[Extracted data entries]
++++++

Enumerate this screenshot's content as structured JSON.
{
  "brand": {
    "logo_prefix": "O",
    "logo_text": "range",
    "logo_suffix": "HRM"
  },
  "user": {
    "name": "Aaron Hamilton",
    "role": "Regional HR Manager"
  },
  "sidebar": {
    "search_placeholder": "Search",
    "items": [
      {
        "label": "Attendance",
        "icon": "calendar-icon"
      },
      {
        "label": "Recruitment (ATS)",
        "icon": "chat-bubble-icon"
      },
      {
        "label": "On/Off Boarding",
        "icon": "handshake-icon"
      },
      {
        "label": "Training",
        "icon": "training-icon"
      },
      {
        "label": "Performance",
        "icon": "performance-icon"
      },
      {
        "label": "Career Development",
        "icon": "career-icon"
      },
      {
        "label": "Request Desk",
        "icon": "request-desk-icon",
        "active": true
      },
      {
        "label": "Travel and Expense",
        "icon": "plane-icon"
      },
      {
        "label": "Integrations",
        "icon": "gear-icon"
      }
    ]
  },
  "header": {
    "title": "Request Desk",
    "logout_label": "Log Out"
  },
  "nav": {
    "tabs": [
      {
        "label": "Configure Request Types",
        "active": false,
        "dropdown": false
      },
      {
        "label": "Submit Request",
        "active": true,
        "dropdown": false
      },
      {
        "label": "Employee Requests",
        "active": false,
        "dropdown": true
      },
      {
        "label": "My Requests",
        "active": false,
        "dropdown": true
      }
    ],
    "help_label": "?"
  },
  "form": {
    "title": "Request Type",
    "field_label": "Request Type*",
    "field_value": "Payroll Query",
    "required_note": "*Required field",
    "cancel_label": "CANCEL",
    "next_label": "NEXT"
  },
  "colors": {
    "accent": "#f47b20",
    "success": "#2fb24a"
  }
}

++++++

Exactly as they are written, print the entries again.

Enumerate this screenshot's content as structured JSON.
{
  "brand": {
    "logo_prefix": "O",
    "logo_text": "range",
    "logo_suffix": "HRM"
  },
  "user": {
    "name": "Aaron Hamilton",
    "role": "Regional HR Manager"
  },
  "sidebar": {
    "search_placeholder": "Search",
    "items": [
      {
        "label": "Attendance",
        "icon": "calendar-icon"
      },
      {
        "label": "Recruitment (ATS)",
        "icon": "chat-bubble-icon"
      },
      {
        "label": "On/Off Boarding",
        "icon": "handshake-icon"
      },
      {
        "label": "Training",
        "icon": "training-icon"
      },
      {
        "label": "Performance",
        "icon": "performance-icon"
      },
      {
        "label": "Career Development",
        "icon": "career-icon"
      },
      {
        "label": "Request Desk",
        "icon": "request-desk-icon",
        "active": true
      },
      {
        "label": "Travel and Expense",
        "icon": "plane-icon"
      },
      {
        "label": "Integrations",
        "icon": "gear-icon"
      }
    ]
  },
  "header": {
    "title": "Request Desk",
    "logout_label": "Log Out"
  },
  "nav": {
    "tabs": [
      {
        "label": "Configure Request Types",
        "active": false,
        "dropdown": false
      },
      {
        "label": "Submit Request",
        "active": true,
        "dropdown": false
      },
      {
        "label": "Employee Requests",
        "active": false,
        "dropdown": true
      },
      {
        "label": "My Requests",
        "active": false,
        "dropdown": true
      }
    ],
    "help_label": "?"
  },
  "form": {
    "title": "Request Type",
    "field_label": "Request Type*",
    "field_value": "Payroll Query",
    "required_note": "*Required field",
    "cancel_label": "CANCEL",
    "next_label": "NEXT"
  },
  "colors": {
    "accent": "#f47b20",
    "success": "#2fb24a"
  }
}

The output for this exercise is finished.